--- START DATA SHOWN ---

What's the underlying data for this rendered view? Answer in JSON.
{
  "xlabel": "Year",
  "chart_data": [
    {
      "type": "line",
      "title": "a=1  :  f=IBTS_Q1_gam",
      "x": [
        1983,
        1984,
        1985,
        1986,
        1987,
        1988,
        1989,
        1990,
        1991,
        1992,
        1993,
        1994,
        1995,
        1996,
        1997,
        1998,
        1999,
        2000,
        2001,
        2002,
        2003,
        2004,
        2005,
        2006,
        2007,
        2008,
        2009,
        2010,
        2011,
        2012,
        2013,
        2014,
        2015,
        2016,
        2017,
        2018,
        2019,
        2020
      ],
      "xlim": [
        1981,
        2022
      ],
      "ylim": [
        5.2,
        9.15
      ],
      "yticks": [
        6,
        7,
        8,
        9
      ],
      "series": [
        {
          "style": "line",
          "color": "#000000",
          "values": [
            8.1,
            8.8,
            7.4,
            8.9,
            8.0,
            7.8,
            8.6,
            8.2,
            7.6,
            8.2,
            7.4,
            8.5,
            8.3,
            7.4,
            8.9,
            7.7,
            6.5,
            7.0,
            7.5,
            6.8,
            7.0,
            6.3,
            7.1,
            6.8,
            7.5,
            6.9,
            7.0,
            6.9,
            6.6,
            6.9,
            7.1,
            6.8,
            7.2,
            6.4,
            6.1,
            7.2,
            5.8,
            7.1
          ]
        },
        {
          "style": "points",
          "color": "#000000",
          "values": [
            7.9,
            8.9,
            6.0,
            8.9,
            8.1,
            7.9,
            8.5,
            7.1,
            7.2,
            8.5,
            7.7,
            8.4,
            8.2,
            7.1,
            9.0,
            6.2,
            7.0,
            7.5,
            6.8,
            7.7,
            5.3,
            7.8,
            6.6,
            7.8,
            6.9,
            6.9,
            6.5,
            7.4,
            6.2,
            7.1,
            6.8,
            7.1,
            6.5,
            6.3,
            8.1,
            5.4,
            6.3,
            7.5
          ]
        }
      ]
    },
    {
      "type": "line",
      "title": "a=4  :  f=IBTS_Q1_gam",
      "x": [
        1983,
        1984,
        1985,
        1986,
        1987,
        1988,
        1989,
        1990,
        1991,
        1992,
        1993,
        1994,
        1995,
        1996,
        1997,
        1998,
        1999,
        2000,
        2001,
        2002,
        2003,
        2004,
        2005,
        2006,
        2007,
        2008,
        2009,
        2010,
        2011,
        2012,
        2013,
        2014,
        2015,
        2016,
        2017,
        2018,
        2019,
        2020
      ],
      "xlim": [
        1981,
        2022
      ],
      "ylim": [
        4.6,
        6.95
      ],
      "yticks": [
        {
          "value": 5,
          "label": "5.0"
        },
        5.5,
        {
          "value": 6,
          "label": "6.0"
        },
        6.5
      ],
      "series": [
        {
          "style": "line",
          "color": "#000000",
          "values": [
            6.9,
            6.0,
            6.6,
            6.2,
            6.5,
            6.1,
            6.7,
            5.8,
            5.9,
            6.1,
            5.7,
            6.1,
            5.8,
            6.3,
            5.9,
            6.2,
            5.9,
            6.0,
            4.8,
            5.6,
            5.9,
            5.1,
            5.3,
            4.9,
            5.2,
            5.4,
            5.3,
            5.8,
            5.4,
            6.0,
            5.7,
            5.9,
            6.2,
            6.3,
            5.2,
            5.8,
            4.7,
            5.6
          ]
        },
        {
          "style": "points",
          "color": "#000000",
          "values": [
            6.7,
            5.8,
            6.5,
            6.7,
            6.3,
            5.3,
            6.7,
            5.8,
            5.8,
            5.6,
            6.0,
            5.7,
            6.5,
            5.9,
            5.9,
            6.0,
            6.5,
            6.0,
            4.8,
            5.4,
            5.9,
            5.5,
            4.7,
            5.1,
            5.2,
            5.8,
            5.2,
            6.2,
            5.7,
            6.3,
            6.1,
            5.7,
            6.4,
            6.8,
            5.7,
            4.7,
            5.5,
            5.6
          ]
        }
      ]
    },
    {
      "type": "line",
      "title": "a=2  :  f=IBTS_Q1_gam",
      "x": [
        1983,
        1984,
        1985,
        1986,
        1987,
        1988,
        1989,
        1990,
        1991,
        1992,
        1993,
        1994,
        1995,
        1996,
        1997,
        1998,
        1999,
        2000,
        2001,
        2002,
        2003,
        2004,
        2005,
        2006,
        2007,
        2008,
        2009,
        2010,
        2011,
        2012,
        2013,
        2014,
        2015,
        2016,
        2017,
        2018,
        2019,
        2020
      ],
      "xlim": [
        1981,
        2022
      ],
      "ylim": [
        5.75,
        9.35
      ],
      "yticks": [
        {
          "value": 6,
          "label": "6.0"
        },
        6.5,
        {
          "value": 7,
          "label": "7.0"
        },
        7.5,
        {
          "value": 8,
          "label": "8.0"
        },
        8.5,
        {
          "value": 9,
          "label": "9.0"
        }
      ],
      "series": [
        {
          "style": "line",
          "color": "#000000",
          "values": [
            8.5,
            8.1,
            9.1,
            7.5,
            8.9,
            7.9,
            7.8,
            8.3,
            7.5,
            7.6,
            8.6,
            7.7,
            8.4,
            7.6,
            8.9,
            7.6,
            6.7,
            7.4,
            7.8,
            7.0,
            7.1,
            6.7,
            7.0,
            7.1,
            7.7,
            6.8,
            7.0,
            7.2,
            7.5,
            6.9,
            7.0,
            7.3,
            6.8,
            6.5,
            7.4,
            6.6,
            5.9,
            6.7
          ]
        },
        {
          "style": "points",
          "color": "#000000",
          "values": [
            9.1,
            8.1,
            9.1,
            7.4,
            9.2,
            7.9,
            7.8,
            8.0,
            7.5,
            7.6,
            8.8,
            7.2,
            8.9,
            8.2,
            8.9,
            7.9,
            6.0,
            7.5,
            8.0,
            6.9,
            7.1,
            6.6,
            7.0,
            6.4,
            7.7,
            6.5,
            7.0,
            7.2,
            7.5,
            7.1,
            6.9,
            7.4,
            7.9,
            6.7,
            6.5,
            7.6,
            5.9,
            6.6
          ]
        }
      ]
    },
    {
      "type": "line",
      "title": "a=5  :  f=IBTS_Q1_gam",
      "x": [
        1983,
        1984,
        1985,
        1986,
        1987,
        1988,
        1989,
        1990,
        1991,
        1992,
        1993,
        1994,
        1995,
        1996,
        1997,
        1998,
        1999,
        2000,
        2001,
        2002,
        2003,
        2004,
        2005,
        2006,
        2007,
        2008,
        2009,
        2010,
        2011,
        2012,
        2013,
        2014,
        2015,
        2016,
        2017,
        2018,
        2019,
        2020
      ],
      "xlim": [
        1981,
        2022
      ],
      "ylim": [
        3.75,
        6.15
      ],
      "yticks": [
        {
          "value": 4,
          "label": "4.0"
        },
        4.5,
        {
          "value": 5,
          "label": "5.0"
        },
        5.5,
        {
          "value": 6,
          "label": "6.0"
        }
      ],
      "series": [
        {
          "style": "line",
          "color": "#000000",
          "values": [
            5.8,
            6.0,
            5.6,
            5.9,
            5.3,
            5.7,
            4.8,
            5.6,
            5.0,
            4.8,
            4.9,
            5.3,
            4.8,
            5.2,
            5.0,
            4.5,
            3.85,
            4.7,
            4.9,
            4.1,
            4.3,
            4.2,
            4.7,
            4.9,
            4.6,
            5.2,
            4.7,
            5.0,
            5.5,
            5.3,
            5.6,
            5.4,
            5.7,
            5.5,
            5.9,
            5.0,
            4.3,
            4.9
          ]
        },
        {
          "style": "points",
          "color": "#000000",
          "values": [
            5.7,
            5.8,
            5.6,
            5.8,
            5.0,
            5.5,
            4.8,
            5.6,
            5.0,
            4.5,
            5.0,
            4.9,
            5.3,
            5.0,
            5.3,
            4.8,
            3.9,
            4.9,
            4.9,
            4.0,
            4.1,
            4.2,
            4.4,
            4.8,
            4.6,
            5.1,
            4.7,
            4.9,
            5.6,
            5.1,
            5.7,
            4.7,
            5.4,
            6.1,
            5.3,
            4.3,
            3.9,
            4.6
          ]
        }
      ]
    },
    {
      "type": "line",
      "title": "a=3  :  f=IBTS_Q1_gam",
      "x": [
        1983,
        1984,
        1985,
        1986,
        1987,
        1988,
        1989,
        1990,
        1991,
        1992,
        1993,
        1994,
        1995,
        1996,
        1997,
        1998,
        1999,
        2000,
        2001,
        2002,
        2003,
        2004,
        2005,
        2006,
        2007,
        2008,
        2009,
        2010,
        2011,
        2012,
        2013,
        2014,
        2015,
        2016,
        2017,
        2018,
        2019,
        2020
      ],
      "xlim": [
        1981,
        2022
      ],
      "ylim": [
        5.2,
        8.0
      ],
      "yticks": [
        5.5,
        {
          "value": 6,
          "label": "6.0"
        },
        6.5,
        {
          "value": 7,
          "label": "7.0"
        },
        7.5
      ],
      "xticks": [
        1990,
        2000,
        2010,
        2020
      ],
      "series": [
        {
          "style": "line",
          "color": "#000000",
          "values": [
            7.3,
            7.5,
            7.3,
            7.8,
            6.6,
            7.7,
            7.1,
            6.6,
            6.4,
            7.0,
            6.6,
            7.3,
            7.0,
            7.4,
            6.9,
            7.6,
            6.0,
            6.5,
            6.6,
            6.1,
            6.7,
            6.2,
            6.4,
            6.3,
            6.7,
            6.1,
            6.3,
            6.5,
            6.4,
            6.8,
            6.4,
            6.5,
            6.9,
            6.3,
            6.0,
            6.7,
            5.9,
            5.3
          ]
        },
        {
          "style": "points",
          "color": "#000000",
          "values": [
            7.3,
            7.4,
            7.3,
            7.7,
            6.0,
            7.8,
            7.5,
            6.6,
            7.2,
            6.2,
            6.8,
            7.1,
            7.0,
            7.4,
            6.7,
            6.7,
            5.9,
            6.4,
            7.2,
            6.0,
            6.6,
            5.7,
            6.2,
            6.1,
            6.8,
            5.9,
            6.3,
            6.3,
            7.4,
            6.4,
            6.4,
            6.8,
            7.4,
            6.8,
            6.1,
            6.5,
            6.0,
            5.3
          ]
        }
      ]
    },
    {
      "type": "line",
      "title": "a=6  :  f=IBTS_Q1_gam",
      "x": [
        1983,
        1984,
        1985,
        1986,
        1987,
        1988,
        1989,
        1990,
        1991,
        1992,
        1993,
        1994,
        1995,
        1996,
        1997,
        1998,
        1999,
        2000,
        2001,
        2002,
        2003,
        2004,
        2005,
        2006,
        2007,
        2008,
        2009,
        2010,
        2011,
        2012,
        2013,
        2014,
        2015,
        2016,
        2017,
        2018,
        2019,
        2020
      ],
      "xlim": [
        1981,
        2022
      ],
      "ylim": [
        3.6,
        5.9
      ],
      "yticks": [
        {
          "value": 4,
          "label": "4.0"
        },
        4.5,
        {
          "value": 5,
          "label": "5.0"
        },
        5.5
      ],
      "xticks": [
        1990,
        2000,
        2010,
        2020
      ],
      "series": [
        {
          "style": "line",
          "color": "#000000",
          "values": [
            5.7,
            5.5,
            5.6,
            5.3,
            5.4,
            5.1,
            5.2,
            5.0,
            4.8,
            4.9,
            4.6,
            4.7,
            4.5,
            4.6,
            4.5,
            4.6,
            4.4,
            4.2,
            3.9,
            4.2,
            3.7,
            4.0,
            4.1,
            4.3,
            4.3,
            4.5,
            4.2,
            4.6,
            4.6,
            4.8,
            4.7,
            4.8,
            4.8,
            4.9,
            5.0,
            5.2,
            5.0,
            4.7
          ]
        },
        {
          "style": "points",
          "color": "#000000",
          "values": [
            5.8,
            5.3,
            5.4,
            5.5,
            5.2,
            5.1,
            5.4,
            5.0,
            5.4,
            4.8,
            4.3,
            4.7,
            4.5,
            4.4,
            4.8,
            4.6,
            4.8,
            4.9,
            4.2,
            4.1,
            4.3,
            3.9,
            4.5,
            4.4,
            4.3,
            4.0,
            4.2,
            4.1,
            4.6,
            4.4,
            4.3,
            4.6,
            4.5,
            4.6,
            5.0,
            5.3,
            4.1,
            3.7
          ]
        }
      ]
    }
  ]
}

--- END DATA SHOWN ---

Report how many lines in the listing include the word "title". Give nothing but the count.

6